* **Records to process**:

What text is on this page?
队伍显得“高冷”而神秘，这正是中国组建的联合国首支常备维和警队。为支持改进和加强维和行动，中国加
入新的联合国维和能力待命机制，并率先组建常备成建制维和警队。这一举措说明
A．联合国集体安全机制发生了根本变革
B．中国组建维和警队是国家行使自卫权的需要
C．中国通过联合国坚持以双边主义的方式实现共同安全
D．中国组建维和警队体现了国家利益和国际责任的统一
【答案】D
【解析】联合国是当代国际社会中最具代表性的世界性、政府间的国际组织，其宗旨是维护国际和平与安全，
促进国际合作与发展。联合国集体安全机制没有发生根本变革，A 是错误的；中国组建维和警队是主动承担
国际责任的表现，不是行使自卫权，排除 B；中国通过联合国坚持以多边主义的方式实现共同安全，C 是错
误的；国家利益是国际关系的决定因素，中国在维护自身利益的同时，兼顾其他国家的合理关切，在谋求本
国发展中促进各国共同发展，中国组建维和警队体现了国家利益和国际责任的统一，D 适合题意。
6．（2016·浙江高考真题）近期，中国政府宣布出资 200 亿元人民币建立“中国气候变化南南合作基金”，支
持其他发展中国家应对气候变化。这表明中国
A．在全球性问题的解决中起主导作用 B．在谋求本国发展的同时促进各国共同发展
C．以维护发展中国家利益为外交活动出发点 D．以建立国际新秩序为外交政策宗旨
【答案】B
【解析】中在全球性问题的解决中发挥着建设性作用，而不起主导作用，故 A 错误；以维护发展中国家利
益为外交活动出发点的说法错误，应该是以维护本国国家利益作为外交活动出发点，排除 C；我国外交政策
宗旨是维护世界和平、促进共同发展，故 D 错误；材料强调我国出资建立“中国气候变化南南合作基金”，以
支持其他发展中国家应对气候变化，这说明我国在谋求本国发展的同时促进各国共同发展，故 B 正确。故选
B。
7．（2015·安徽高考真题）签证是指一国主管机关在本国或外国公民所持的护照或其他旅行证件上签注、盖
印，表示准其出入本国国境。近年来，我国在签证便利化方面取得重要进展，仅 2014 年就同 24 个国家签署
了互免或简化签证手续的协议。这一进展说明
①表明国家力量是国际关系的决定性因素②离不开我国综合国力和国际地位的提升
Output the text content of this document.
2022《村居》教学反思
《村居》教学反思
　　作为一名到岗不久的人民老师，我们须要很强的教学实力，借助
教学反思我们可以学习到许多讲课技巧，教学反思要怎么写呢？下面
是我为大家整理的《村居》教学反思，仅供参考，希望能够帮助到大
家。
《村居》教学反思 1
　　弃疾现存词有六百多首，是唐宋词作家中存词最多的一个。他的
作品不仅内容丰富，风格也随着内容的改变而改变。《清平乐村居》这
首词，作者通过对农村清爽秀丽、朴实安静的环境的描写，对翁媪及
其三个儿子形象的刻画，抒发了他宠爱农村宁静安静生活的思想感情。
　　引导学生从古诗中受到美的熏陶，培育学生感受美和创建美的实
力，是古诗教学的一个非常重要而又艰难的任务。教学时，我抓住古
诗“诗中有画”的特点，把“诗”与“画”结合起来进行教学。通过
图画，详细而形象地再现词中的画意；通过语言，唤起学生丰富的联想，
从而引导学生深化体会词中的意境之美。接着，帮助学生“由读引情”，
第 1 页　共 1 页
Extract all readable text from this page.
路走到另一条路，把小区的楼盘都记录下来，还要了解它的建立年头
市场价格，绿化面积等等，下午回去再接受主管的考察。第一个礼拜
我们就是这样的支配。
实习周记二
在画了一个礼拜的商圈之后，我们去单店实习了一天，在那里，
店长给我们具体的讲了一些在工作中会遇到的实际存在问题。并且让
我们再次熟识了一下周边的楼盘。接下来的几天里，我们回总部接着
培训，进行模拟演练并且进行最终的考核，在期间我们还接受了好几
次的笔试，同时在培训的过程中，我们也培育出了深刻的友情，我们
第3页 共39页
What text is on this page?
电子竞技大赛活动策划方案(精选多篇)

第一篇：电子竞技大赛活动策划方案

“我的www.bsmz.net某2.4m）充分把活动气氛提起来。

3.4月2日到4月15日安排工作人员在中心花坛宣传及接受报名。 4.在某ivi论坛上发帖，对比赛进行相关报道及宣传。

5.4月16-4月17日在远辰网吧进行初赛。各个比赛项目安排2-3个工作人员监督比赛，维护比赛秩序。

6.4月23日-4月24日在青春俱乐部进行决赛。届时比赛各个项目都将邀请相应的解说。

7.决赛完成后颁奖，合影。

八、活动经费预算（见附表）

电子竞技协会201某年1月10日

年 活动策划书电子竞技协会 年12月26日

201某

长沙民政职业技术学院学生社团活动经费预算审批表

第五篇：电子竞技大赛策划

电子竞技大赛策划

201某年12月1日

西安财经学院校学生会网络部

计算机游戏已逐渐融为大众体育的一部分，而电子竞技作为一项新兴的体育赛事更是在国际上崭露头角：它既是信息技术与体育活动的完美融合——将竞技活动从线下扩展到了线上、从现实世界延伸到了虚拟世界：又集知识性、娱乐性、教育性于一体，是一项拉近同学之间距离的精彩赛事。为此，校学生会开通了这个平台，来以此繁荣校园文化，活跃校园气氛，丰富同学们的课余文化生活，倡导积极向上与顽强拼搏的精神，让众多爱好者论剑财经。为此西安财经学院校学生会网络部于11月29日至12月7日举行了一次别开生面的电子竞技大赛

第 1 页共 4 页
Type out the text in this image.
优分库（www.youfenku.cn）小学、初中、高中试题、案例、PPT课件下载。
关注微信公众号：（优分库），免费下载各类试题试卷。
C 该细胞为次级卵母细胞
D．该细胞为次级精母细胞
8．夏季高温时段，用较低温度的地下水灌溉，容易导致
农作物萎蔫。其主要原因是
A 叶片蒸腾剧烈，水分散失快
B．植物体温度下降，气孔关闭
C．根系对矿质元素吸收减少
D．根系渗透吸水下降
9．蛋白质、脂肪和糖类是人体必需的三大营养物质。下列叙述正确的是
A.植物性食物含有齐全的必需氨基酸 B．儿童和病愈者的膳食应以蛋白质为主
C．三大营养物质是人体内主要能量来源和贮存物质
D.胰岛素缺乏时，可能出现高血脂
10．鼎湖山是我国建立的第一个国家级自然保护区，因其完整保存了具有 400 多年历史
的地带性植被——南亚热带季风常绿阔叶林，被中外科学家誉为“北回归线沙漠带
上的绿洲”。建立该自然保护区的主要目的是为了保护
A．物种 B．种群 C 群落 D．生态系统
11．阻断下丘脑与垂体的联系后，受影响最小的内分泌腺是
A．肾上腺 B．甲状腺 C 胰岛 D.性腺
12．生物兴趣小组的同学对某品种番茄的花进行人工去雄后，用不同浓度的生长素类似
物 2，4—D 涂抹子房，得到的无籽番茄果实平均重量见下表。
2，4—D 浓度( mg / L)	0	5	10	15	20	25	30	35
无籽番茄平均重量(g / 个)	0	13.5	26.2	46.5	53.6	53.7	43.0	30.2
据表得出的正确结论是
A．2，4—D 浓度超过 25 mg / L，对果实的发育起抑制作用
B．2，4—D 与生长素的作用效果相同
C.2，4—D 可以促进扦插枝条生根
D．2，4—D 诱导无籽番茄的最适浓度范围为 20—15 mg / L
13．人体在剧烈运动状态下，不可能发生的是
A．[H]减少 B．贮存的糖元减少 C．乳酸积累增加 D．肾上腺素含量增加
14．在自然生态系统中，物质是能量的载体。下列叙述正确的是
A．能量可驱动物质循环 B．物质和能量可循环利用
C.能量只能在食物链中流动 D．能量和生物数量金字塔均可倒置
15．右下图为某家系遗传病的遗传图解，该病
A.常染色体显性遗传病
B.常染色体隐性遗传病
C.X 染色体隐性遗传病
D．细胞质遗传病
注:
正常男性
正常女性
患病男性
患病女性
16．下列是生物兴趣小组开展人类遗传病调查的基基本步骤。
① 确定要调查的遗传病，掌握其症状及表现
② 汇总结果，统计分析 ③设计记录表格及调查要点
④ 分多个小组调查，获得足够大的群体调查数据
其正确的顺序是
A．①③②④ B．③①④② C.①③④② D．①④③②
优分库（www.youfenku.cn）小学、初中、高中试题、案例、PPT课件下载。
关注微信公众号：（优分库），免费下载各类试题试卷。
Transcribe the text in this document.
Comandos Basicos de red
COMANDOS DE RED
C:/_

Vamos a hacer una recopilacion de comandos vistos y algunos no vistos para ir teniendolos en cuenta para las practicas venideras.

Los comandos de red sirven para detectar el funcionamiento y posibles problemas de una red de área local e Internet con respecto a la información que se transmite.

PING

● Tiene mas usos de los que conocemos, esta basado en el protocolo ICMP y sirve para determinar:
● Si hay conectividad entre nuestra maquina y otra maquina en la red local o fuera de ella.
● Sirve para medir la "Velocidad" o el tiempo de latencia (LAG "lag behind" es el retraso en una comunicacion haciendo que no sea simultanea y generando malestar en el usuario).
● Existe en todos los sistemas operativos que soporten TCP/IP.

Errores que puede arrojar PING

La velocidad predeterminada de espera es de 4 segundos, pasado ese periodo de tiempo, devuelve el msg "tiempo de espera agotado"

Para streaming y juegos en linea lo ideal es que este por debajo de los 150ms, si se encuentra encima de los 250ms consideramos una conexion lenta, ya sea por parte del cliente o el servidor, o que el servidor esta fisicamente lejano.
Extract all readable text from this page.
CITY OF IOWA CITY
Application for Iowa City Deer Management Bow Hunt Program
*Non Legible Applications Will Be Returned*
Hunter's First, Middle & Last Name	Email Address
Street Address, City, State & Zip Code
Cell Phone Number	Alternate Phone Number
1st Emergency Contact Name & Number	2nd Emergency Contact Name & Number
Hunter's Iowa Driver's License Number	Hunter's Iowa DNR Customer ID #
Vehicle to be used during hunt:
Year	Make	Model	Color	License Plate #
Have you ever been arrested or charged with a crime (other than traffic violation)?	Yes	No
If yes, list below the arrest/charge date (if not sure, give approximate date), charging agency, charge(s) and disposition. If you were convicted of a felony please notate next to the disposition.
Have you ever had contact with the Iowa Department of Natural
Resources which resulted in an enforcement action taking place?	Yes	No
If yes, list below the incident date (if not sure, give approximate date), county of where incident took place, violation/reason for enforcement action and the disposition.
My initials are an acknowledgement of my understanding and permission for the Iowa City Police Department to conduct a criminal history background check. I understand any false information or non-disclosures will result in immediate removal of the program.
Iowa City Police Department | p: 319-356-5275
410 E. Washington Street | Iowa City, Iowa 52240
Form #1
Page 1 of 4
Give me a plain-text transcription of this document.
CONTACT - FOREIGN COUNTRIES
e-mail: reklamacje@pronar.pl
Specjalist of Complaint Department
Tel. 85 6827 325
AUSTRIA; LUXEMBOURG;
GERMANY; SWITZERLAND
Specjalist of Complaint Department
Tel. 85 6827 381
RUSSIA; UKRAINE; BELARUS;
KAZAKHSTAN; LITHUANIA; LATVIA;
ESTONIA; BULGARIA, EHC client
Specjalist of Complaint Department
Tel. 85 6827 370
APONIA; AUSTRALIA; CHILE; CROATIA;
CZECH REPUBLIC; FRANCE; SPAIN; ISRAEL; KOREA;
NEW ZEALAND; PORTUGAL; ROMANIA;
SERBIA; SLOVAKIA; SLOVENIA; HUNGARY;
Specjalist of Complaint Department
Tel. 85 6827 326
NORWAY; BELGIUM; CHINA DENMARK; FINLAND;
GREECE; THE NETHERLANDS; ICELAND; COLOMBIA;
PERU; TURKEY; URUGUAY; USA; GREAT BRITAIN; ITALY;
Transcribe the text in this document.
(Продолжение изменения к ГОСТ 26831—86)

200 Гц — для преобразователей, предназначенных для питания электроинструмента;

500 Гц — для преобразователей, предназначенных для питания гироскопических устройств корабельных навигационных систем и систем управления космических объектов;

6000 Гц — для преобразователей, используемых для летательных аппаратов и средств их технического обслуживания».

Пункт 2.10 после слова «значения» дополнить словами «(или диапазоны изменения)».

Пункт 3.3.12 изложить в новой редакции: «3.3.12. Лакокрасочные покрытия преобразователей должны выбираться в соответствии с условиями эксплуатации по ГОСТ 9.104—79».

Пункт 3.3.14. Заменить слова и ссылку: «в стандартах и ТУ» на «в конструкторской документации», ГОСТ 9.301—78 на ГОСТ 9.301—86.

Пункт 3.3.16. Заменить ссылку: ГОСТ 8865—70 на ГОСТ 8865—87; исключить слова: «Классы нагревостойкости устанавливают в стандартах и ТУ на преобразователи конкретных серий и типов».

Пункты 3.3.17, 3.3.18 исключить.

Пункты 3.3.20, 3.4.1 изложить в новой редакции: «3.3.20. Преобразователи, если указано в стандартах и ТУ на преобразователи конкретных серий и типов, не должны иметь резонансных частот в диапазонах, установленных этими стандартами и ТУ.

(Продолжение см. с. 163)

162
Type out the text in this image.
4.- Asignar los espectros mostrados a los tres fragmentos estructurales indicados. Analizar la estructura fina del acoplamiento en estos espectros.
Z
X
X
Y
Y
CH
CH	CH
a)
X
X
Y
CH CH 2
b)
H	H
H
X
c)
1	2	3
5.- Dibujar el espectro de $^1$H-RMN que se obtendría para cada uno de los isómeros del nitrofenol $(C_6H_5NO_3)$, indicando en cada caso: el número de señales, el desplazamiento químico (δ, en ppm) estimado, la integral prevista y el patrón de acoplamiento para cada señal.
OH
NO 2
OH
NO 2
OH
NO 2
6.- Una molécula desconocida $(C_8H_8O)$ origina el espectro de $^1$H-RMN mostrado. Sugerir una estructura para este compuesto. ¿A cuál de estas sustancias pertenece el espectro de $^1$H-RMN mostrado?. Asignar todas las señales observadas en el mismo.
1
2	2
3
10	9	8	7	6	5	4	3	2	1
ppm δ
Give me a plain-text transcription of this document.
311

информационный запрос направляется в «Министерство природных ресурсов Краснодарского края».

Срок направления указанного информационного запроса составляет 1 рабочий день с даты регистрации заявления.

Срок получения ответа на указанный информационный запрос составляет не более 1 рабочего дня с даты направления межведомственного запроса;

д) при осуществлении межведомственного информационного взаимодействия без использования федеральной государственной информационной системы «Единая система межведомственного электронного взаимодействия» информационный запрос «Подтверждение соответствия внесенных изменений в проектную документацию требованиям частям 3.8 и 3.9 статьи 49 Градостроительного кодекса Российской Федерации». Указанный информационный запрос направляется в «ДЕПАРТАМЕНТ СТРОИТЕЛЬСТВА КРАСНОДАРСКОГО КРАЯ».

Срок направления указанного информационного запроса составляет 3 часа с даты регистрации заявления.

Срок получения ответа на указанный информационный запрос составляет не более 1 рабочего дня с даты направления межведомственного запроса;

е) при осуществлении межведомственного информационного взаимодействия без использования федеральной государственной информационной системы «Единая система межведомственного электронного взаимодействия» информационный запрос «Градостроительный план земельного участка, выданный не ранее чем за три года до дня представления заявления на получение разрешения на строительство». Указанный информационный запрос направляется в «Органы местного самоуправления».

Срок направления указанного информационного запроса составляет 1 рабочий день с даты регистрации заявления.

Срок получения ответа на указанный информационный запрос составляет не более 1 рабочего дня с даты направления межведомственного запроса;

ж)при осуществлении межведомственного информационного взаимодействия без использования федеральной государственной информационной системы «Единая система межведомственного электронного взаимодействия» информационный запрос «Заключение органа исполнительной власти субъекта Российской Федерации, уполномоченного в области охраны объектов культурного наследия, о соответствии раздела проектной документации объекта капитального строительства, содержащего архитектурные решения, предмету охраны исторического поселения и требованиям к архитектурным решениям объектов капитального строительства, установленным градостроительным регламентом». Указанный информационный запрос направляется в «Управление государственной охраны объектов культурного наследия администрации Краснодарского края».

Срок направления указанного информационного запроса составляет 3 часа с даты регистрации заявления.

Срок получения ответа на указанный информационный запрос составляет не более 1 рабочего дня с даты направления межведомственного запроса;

* **Exercise objective**: Read through the lines above and collect those that contain the string "action".

* **Correct output**:
Resources which resulted in an enforcement action taking place?	Yes	No
If yes, list below the incident date (if not sure, give approximate date), county of where incident took place, violation/reason for enforcement action and the disposition.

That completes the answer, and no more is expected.